start Task material
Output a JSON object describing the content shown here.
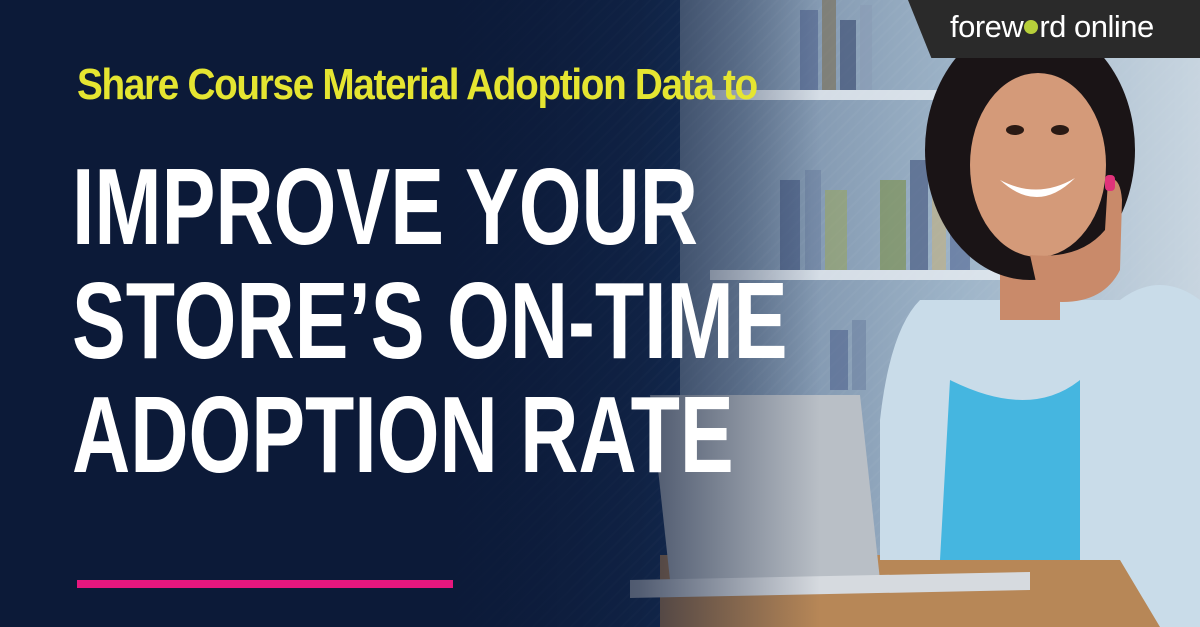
{
  "brand": {
    "logo_prefix": "forew",
    "logo_suffix": "rd online"
  },
  "subtitle": "Share Course Material Adoption Data to",
  "headline": {
    "lines": [
      "IMPROVE YOUR",
      "STORE’S ON-TIME",
      "ADOPTION RATE"
    ]
  },
  "colors": {
    "background": "#0f1f3d",
    "subtitle": "#e5e531",
    "headline": "#ffffff",
    "accent_bar": "#e6177e",
    "brand_band": "#2a2a2a",
    "brand_dot": "#b7cf3a"
  },
  "photo": {
    "subject": "smiling woman at laptop in front of bookshelf"
  }
}
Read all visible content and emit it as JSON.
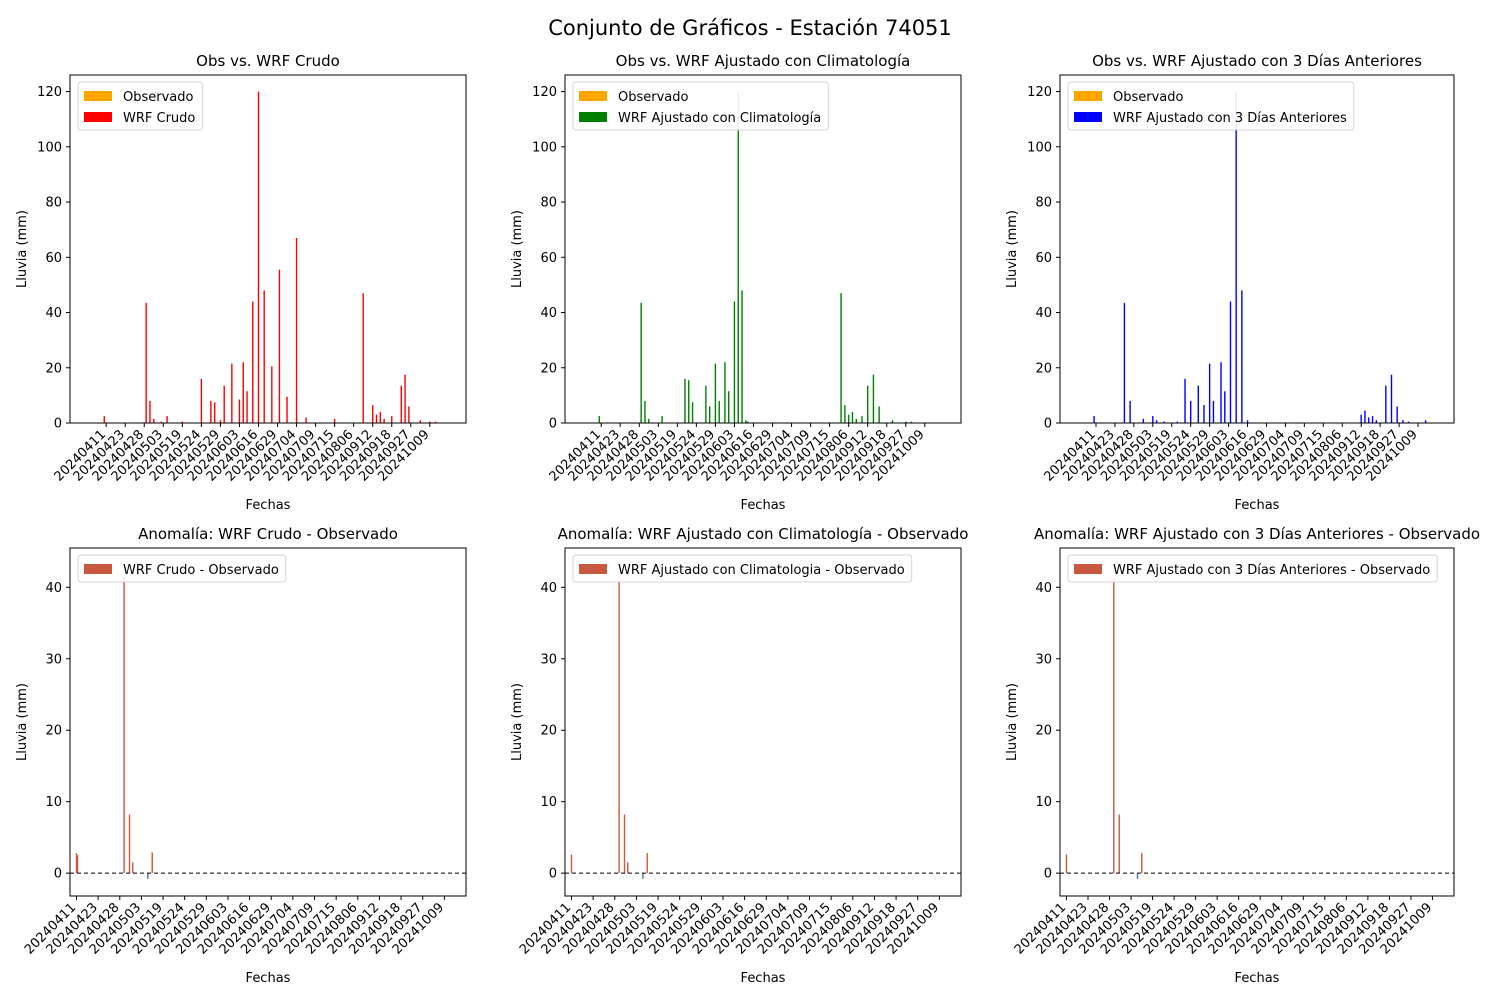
{
  "figure": {
    "suptitle": "Conjunto de Gráficos - Estación 74051"
  },
  "colors": {
    "observado": "#FFA500",
    "wrf_crudo": "#FF0000",
    "wrf_clima": "#008000",
    "wrf_3dias": "#0000FF",
    "anomalia": "#C8593F",
    "anomalia_neg": "#4A72B0"
  },
  "chart_data": [
    {
      "type": "bar",
      "panel": "top-left",
      "title": "Obs vs. WRF Crudo",
      "xlabel": "Fechas",
      "ylabel": "Lluvia (mm)",
      "ylim": [
        0,
        126
      ],
      "yticks": [
        0,
        20,
        40,
        60,
        80,
        100,
        120
      ],
      "xticks": [
        "20240411",
        "20240423",
        "20240428",
        "20240503",
        "20240519",
        "20240524",
        "20240529",
        "20240603",
        "20240616",
        "20240629",
        "20240704",
        "20240709",
        "20240715",
        "20240806",
        "20240912",
        "20240918",
        "20240927",
        "20241009"
      ],
      "legend": "upper-left",
      "series": [
        {
          "name": "Observado",
          "color_key": "observado",
          "x": [],
          "values": []
        },
        {
          "name": "WRF Crudo",
          "color_key": "wrf_crudo",
          "x": [
            0.9,
            3.1,
            3.3,
            3.5,
            3.9,
            4.2,
            5.0,
            6.0,
            6.5,
            6.7,
            7.0,
            7.2,
            7.6,
            8.0,
            8.2,
            8.4,
            8.7,
            9.0,
            9.3,
            9.7,
            10.1,
            10.5,
            11.0,
            11.5,
            13.0,
            14.5,
            15.0,
            15.2,
            15.4,
            15.6,
            16.0,
            16.5,
            16.7,
            16.9,
            17.5,
            18.0,
            18.3
          ],
          "values": [
            2.5,
            43.5,
            8,
            1.5,
            0.5,
            2.5,
            0.5,
            16,
            8,
            7.5,
            1,
            13.5,
            21.5,
            8.5,
            22,
            11.5,
            44,
            120,
            48,
            20.5,
            55.5,
            9.5,
            67,
            2,
            1.5,
            47,
            6.5,
            3,
            4,
            1.5,
            2.5,
            13.5,
            17.5,
            6,
            1,
            0.5,
            0.5
          ]
        }
      ]
    },
    {
      "type": "bar",
      "panel": "top-center",
      "title": "Obs vs. WRF Ajustado con Climatología",
      "xlabel": "Fechas",
      "ylabel": "Lluvia (mm)",
      "ylim": [
        0,
        126
      ],
      "yticks": [
        0,
        20,
        40,
        60,
        80,
        100,
        120
      ],
      "xticks": [
        "20240411",
        "20240423",
        "20240428",
        "20240503",
        "20240519",
        "20240524",
        "20240529",
        "20240603",
        "20240616",
        "20240629",
        "20240704",
        "20240709",
        "20240715",
        "20240806",
        "20240912",
        "20240918",
        "20240927",
        "20241009"
      ],
      "legend": "upper-left",
      "series": [
        {
          "name": "Observado",
          "color_key": "observado",
          "x": [],
          "values": []
        },
        {
          "name": "WRF Ajustado con Climatología",
          "color_key": "wrf_clima",
          "x": [
            0.9,
            3.1,
            3.3,
            3.5,
            4.2,
            5.4,
            5.6,
            5.8,
            6.5,
            6.7,
            7.0,
            7.2,
            7.5,
            7.7,
            8.0,
            8.2,
            8.4,
            8.6,
            8.7,
            13.6,
            13.8,
            14.0,
            14.2,
            14.4,
            14.7,
            15.0,
            15.3,
            15.6,
            16.3,
            17.0,
            17.3
          ],
          "values": [
            2.5,
            43.5,
            8,
            1.5,
            2.5,
            16,
            15.5,
            7.5,
            13.5,
            6,
            21.5,
            8,
            22,
            11.5,
            44,
            120,
            48,
            1,
            0.5,
            47,
            6.5,
            3,
            4,
            1.5,
            2.5,
            13.5,
            17.5,
            6,
            1,
            0.5,
            0.5
          ]
        }
      ]
    },
    {
      "type": "bar",
      "panel": "top-right",
      "title": "Obs vs. WRF Ajustado con 3 Días Anteriores",
      "xlabel": "Fechas",
      "ylabel": "Lluvia (mm)",
      "ylim": [
        0,
        126
      ],
      "yticks": [
        0,
        20,
        40,
        60,
        80,
        100,
        120
      ],
      "xticks": [
        "20240411",
        "20240423",
        "20240428",
        "20240503",
        "20240519",
        "20240524",
        "20240529",
        "20240603",
        "20240616",
        "20240629",
        "20240704",
        "20240709",
        "20240715",
        "20240806",
        "20240912",
        "20240918",
        "20240927",
        "20241009"
      ],
      "legend": "upper-left",
      "series": [
        {
          "name": "Observado",
          "color_key": "observado",
          "x": [],
          "values": []
        },
        {
          "name": "WRF Ajustado con 3 Días Anteriores",
          "color_key": "wrf_3dias",
          "x": [
            0.9,
            2.5,
            2.8,
            3.5,
            4.0,
            4.2,
            4.6,
            5.3,
            5.7,
            6.0,
            6.4,
            6.7,
            7.0,
            7.2,
            7.6,
            7.8,
            8.1,
            8.4,
            8.7,
            9.0,
            15.0,
            15.2,
            15.4,
            15.6,
            15.8,
            16.3,
            16.6,
            16.9,
            17.2,
            17.5,
            18.4
          ],
          "values": [
            2.5,
            43.5,
            8,
            1.5,
            2.5,
            1,
            0.5,
            0.5,
            16,
            8,
            13.5,
            6.5,
            21.5,
            8,
            22,
            11.5,
            44,
            120,
            48,
            1,
            3,
            4.5,
            2,
            2.5,
            1,
            13.5,
            17.5,
            6,
            1,
            0.5,
            1
          ]
        }
      ]
    },
    {
      "type": "bar",
      "panel": "bottom-left",
      "title": "Anomalía: WRF Crudo - Observado",
      "xlabel": "Fechas",
      "ylabel": "Lluvia (mm)",
      "ylim": [
        -3.2,
        45.5
      ],
      "yticks": [
        0,
        10,
        20,
        30,
        40
      ],
      "zero_line": true,
      "xticks": [
        "20240411",
        "20240423",
        "20240428",
        "20240503",
        "20240519",
        "20240524",
        "20240529",
        "20240603",
        "20240616",
        "20240629",
        "20240704",
        "20240709",
        "20240715",
        "20240806",
        "20240912",
        "20240918",
        "20240927",
        "20241009"
      ],
      "legend": "upper-left",
      "series": [
        {
          "name": "WRF Crudo - Observado",
          "color_key": "anomalia",
          "x": [
            0.0,
            0.05,
            2.2,
            2.45,
            2.6,
            3.3,
            3.5
          ],
          "values": [
            2.8,
            2.5,
            41.5,
            8.2,
            1.5,
            -0.8,
            2.9
          ]
        }
      ]
    },
    {
      "type": "bar",
      "panel": "bottom-center",
      "title": "Anomalía: WRF Ajustado con Climatología - Observado",
      "xlabel": "Fechas",
      "ylabel": "Lluvia (mm)",
      "ylim": [
        -3.2,
        45.5
      ],
      "yticks": [
        0,
        10,
        20,
        30,
        40
      ],
      "zero_line": true,
      "xticks": [
        "20240411",
        "20240423",
        "20240428",
        "20240503",
        "20240519",
        "20240524",
        "20240529",
        "20240603",
        "20240616",
        "20240629",
        "20240704",
        "20240709",
        "20240715",
        "20240806",
        "20240912",
        "20240918",
        "20240927",
        "20241009"
      ],
      "legend": "upper-left",
      "series": [
        {
          "name": "WRF Ajustado con Climatologia - Observado",
          "color_key": "anomalia",
          "x": [
            0.0,
            2.2,
            2.45,
            2.6,
            3.3,
            3.5
          ],
          "values": [
            2.6,
            41.5,
            8.2,
            1.5,
            -0.8,
            2.8
          ]
        }
      ]
    },
    {
      "type": "bar",
      "panel": "bottom-right",
      "title": "Anomalía: WRF Ajustado con 3 Días Anteriores - Observado",
      "xlabel": "Fechas",
      "ylabel": "Lluvia (mm)",
      "ylim": [
        -3.2,
        45.5
      ],
      "yticks": [
        0,
        10,
        20,
        30,
        40
      ],
      "zero_line": true,
      "xticks": [
        "20240411",
        "20240423",
        "20240428",
        "20240503",
        "20240519",
        "20240524",
        "20240529",
        "20240603",
        "20240616",
        "20240629",
        "20240704",
        "20240709",
        "20240715",
        "20240806",
        "20240912",
        "20240918",
        "20240927",
        "20241009"
      ],
      "legend": "upper-left",
      "series": [
        {
          "name": "WRF Ajustado con 3 Días Anteriores - Observado",
          "color_key": "anomalia",
          "x": [
            0.0,
            2.2,
            2.45,
            3.3,
            3.5
          ],
          "values": [
            2.6,
            41.5,
            8.2,
            -0.8,
            2.8
          ]
        }
      ]
    }
  ]
}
end Task material
Scan the listing above and identify each line holding the string "bottom"; copy every such line.

      "panel": "bottom-left",
      "panel": "bottom-center",
      "panel": "bottom-right",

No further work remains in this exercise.